Collected data entries:
*-*-*

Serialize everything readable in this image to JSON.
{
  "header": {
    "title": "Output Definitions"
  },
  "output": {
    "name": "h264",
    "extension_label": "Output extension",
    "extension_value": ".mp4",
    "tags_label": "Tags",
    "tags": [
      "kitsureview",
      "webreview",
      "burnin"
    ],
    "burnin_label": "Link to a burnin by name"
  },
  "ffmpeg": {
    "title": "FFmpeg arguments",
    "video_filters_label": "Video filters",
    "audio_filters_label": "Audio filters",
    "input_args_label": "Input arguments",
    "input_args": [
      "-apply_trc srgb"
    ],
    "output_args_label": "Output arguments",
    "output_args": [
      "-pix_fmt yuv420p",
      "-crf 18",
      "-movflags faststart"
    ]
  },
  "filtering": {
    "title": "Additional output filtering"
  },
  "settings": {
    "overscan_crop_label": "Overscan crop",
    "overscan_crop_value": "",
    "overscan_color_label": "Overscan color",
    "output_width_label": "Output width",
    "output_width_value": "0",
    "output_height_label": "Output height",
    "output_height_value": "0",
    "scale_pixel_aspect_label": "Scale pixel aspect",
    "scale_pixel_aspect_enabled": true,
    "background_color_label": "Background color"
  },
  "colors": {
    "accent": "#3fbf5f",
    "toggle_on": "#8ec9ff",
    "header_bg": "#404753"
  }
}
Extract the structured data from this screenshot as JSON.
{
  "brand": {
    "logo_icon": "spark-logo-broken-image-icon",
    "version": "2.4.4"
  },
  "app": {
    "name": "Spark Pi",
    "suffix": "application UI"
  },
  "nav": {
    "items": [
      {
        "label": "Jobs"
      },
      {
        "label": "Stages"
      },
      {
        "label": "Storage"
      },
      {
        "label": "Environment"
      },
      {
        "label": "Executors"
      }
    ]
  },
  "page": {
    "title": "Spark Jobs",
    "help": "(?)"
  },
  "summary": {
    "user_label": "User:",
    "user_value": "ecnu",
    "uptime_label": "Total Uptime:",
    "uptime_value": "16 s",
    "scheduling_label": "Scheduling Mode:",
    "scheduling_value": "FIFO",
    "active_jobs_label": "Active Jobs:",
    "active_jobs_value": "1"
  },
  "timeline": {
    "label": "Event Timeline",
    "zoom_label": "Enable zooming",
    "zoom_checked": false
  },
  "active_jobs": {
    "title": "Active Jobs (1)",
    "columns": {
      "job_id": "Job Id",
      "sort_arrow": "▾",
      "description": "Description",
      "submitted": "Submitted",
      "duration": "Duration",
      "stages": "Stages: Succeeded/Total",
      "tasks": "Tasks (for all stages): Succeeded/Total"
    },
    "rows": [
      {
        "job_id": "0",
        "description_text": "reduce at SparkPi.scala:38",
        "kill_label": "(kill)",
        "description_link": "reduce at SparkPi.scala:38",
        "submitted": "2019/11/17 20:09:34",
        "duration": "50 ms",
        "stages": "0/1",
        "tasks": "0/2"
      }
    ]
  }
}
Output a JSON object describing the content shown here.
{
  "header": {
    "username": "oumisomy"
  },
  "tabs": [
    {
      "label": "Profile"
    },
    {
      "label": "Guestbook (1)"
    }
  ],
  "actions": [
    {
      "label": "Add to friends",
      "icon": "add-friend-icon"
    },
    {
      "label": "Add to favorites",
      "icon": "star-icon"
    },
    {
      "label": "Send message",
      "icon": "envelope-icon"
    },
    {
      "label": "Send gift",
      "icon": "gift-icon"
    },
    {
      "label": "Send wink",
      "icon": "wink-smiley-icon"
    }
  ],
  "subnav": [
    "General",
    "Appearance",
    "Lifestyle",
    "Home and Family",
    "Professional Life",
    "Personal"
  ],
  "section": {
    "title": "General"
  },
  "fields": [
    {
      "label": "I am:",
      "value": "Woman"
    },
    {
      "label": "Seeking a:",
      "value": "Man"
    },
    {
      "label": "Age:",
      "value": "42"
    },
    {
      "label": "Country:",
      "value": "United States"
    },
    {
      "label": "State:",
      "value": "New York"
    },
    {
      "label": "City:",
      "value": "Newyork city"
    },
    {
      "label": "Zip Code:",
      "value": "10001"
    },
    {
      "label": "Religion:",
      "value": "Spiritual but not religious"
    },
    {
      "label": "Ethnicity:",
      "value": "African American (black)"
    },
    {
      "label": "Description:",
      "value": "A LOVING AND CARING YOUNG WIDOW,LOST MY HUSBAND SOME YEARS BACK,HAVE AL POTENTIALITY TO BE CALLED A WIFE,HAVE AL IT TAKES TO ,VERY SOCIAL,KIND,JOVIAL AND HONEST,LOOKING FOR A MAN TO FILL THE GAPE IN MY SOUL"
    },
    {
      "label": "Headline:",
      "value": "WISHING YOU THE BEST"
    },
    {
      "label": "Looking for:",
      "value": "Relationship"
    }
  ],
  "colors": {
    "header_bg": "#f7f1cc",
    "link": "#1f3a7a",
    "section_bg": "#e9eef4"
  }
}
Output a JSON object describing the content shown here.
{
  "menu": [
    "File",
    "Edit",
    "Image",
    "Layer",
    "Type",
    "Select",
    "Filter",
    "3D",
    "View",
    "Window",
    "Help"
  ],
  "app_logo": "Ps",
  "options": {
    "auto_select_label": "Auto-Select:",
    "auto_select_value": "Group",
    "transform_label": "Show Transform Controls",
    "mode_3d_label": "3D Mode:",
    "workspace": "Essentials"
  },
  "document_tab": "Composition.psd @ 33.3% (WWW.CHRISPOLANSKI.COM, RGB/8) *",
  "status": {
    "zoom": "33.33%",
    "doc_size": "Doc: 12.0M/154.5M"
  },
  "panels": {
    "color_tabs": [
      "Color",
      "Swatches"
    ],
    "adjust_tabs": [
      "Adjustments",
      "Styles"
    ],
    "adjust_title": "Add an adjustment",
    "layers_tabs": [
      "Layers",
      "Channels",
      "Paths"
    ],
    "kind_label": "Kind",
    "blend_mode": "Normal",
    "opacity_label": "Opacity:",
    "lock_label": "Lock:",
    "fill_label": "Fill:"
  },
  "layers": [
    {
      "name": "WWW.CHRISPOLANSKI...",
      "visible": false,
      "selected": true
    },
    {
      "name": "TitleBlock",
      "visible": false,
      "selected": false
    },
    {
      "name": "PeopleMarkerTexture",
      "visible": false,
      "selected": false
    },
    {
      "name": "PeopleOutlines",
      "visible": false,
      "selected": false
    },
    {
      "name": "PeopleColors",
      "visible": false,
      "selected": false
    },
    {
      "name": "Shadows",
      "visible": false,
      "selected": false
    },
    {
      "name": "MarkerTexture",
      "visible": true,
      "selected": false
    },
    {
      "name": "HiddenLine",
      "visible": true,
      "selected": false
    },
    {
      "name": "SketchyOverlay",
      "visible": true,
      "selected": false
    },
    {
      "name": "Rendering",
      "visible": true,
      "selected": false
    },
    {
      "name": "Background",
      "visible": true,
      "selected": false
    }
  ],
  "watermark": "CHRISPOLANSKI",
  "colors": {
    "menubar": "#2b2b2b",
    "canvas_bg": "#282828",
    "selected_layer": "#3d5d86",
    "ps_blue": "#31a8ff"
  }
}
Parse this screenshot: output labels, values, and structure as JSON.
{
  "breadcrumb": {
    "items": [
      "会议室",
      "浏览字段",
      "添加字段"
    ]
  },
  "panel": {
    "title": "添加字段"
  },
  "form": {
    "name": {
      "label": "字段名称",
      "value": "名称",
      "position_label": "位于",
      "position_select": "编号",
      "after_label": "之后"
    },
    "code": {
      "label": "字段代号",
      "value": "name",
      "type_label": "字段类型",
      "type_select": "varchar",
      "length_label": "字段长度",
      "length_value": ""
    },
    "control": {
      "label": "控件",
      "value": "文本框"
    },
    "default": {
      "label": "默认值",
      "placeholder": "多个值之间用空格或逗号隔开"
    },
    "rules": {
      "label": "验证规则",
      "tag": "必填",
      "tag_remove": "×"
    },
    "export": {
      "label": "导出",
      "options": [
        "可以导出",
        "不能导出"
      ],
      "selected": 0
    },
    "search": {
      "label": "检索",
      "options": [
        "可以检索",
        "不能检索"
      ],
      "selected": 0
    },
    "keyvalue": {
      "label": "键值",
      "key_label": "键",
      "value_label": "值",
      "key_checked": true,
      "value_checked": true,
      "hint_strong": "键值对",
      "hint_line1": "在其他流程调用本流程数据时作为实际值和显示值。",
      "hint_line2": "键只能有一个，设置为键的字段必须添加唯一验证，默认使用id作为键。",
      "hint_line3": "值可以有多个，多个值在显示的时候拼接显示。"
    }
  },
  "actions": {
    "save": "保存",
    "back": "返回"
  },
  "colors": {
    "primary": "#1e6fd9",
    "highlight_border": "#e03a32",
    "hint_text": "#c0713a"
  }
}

*-*-*

• _Exercise goal_
Provide the number of lines in the entries that include "icon", and no other text.

• _Answer to this problem_
6